• Requirements:
Using the listing below, report all lines holding the word "marker".

— Begin —

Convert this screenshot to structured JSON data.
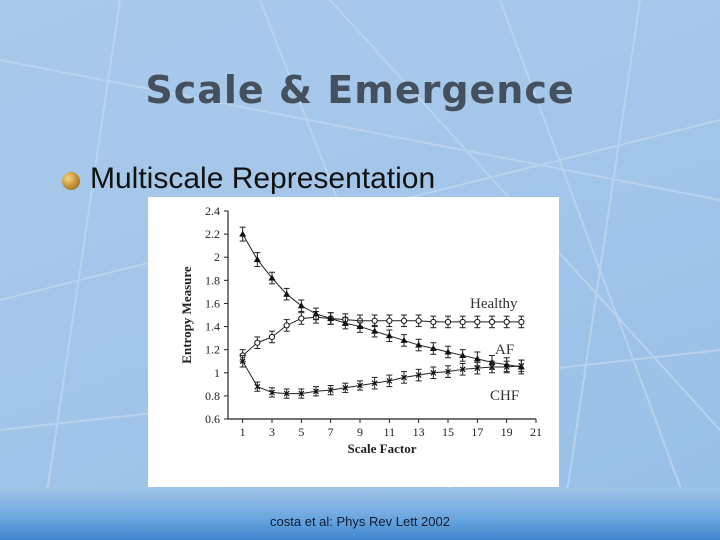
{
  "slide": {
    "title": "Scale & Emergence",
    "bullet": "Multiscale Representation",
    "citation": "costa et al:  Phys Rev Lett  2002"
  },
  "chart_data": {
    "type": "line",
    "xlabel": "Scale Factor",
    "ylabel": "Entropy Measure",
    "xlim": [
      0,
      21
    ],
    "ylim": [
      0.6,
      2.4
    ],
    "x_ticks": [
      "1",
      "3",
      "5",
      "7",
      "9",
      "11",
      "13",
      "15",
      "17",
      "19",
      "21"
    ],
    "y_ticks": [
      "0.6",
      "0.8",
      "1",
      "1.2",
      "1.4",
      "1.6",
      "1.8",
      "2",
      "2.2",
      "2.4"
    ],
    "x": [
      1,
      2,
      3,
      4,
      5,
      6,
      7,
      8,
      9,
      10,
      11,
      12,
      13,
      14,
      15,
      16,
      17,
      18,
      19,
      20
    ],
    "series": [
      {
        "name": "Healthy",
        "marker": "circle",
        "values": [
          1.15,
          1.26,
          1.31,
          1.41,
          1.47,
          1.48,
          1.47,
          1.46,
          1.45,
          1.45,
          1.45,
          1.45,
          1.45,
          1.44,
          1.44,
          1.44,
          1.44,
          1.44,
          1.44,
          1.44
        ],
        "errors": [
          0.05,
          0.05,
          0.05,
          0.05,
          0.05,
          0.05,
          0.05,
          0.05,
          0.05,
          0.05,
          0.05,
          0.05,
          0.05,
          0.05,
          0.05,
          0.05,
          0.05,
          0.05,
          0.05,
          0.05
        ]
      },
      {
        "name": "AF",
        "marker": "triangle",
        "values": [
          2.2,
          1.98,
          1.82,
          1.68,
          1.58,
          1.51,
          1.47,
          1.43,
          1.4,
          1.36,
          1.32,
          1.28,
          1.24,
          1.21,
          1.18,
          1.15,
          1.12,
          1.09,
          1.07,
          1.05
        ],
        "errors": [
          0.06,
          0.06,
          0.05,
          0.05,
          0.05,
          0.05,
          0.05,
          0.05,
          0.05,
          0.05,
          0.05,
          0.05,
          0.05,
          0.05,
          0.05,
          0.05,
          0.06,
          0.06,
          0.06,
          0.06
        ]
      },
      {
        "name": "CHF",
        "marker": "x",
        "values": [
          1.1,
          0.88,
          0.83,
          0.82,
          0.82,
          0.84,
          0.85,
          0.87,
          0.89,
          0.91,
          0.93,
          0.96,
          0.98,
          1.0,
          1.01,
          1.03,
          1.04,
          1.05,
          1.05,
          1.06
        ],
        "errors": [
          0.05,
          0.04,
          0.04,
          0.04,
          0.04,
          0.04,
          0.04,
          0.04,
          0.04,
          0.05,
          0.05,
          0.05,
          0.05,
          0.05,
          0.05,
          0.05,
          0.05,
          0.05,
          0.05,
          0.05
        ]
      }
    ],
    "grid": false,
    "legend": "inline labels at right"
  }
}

— End —

• Exercise solution:
        "marker": "circle",
        "marker": "triangle",
        "marker": "x",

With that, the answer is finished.